[Figure record listings]
** begin **
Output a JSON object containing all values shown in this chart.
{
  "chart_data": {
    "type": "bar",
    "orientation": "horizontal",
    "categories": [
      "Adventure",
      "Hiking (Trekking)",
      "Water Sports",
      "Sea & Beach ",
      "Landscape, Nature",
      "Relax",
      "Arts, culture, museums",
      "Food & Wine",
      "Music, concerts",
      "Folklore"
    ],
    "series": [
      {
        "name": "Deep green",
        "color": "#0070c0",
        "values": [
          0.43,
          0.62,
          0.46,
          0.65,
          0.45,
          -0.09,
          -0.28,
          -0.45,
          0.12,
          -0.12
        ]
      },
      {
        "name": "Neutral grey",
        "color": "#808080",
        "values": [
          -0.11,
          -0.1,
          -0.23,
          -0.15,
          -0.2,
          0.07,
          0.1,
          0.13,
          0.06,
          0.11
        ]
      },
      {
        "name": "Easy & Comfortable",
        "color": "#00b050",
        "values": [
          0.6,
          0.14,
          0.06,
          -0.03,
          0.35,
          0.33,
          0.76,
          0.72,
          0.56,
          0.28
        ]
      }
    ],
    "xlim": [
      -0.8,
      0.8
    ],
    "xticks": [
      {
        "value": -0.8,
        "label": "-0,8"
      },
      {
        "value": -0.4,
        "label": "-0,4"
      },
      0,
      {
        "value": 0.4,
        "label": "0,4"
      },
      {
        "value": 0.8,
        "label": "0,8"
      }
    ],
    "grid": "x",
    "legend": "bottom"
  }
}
** end **
> _EXERCISE REQUIREMENTS_
The whole listing above needs to be written out again exactly.

> _CORRECT RESULT_
Output a JSON object containing all values shown in this chart.
{
  "chart_data": {
    "type": "bar",
    "orientation": "horizontal",
    "categories": [
      "Adventure",
      "Hiking (Trekking)",
      "Water Sports",
      "Sea & Beach ",
      "Landscape, Nature",
      "Relax",
      "Arts, culture, museums",
      "Food & Wine",
      "Music, concerts",
      "Folklore"
    ],
    "series": [
      {
        "name": "Deep green",
        "color": "#0070c0",
        "values": [
          0.43,
          0.62,
          0.46,
          0.65,
          0.45,
          -0.09,
          -0.28,
          -0.45,
          0.12,
          -0.12
        ]
      },
      {
        "name": "Neutral grey",
        "color": "#808080",
        "values": [
          -0.11,
          -0.1,
          -0.23,
          -0.15,
          -0.2,
          0.07,
          0.1,
          0.13,
          0.06,
          0.11
        ]
      },
      {
        "name": "Easy & Comfortable",
        "color": "#00b050",
        "values": [
          0.6,
          0.14,
          0.06,
          -0.03,
          0.35,
          0.33,
          0.76,
          0.72,
          0.56,
          0.28
        ]
      }
    ],
    "xlim": [
      -0.8,
      0.8
    ],
    "xticks": [
      {
        "value": -0.8,
        "label": "-0,8"
      },
      {
        "value": -0.4,
        "label": "-0,4"
      },
      0,
      {
        "value": 0.4,
        "label": "0,4"
      },
      {
        "value": 0.8,
        "label": "0,8"
      }
    ],
    "grid": "x",
    "legend": "bottom"
  }
}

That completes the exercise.